» RIGHE DI ORIGINE:
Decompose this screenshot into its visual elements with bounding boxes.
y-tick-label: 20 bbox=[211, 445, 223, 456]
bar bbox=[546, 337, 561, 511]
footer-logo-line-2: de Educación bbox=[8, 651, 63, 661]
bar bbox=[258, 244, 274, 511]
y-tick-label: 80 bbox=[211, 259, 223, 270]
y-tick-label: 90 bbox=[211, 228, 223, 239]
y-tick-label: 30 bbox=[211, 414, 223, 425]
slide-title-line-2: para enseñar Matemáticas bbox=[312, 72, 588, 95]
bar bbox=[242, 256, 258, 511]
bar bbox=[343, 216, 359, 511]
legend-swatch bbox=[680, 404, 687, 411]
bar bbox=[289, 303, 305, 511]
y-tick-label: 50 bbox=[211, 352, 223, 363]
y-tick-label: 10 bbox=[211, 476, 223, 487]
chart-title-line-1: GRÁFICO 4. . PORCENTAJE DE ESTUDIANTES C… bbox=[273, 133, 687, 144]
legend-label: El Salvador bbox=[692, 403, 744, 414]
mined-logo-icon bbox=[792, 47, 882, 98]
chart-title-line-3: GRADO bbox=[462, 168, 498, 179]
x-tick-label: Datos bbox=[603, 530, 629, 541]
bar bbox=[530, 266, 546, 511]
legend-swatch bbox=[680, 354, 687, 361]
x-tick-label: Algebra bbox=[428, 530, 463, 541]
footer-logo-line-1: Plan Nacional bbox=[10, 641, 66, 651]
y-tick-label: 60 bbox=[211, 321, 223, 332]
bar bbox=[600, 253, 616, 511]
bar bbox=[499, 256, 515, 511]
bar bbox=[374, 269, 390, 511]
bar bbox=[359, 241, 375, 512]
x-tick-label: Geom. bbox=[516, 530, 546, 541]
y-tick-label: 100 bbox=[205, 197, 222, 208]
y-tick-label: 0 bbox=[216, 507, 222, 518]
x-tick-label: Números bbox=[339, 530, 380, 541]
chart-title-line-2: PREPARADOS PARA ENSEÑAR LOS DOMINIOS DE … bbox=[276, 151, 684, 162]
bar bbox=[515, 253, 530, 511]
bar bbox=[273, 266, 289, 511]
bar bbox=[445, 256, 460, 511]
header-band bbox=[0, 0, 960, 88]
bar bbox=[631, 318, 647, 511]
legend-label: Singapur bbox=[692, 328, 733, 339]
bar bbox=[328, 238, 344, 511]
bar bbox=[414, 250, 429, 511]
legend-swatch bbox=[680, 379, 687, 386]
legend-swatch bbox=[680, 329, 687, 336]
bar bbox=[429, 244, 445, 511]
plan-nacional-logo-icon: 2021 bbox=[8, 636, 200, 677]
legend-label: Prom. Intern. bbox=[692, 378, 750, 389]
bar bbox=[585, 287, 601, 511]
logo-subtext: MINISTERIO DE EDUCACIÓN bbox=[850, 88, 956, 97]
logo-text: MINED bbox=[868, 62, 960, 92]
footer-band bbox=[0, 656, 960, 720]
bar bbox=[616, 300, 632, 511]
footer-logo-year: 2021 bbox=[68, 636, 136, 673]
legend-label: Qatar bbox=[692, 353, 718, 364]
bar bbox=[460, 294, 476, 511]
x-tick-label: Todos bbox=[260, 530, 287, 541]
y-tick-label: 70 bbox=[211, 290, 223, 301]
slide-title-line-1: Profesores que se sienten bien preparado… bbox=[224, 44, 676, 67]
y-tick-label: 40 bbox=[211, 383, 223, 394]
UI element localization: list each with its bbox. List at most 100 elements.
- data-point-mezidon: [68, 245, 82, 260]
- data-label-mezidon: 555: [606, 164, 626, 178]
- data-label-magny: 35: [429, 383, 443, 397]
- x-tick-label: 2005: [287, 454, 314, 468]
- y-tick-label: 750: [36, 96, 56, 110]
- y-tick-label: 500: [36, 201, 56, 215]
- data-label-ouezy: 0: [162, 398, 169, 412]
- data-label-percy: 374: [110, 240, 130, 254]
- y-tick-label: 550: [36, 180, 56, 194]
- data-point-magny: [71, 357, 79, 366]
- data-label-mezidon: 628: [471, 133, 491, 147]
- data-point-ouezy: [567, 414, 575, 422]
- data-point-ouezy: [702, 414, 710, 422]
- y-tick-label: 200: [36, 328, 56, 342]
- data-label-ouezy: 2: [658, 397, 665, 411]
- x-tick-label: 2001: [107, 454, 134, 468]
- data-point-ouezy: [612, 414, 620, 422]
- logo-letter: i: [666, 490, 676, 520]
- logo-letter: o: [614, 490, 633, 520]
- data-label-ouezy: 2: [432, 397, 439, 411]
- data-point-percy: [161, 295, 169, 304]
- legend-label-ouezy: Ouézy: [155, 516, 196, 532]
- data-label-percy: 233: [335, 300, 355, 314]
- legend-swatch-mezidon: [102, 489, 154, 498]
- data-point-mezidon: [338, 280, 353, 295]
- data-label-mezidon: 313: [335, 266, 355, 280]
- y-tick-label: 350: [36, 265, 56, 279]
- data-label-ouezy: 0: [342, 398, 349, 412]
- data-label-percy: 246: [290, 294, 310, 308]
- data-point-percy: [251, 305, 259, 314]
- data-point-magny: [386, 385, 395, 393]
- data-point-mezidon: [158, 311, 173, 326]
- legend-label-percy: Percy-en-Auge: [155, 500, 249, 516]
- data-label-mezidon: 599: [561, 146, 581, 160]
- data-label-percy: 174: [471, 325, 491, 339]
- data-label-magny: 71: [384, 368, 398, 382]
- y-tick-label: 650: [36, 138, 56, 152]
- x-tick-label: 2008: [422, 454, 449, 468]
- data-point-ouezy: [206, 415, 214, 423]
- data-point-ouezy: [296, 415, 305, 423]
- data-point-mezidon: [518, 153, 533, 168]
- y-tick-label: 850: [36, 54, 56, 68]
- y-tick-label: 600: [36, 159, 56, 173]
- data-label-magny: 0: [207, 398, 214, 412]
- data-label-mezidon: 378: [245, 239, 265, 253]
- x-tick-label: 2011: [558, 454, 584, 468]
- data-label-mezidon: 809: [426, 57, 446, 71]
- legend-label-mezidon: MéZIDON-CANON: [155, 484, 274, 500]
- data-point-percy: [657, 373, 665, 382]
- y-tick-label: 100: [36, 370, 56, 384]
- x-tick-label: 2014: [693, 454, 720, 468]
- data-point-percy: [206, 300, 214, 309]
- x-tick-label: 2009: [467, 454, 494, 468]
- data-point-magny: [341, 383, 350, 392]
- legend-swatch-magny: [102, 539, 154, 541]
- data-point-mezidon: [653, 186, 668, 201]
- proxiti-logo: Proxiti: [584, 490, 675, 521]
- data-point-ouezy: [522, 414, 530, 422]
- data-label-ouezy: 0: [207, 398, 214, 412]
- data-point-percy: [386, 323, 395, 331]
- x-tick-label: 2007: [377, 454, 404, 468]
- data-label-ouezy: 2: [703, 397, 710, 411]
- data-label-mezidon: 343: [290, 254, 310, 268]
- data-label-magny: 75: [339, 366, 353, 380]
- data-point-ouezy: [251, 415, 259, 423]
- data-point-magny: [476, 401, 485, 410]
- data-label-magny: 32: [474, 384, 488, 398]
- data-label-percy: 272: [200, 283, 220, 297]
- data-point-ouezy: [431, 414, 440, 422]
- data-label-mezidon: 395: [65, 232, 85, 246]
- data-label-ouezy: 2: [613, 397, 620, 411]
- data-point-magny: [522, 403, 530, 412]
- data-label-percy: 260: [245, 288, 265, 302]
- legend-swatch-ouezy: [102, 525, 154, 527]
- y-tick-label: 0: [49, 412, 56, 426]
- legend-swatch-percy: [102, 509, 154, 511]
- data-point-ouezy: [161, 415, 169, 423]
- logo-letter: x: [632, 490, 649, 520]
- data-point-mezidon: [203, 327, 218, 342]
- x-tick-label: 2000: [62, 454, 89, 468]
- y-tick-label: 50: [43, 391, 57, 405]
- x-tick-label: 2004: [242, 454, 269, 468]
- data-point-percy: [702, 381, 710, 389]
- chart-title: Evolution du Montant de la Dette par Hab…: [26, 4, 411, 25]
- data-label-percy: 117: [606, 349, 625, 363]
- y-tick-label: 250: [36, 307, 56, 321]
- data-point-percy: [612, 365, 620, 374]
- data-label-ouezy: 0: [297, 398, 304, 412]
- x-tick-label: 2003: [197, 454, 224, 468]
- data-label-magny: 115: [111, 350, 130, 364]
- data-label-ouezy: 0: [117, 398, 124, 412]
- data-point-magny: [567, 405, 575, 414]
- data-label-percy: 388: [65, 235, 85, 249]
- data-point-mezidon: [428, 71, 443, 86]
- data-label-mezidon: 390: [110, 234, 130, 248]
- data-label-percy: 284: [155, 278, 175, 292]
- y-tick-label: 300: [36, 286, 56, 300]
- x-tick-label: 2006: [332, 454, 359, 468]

» DETTAGLI ESERCIZIO: Trasforma in una lista JSON di stringhe le righe qui sopra, dalla prima fino a quella che contiene "legend-swatch bbox=[680, 404, 687, 411]" compresa. Metti una stringa per ogni riga e tralascia le righe vuote.

» RISPOSTA ESERCIZIO:
[
  "Decompose this screenshot into its visual elements with bounding boxes.",
  "y-tick-label: 20 bbox=[211, 445, 223, 456]",
  "bar bbox=[546, 337, 561, 511]",
  "footer-logo-line-2: de Educación bbox=[8, 651, 63, 661]",
  "bar bbox=[258, 244, 274, 511]",
  "y-tick-label: 80 bbox=[211, 259, 223, 270]",
  "y-tick-label: 90 bbox=[211, 228, 223, 239]",
  "y-tick-label: 30 bbox=[211, 414, 223, 425]",
  "slide-title-line-2: para enseñar Matemáticas bbox=[312, 72, 588, 95]",
  "bar bbox=[242, 256, 258, 511]",
  "bar bbox=[343, 216, 359, 511]",
  "legend-swatch bbox=[680, 404, 687, 411]"
]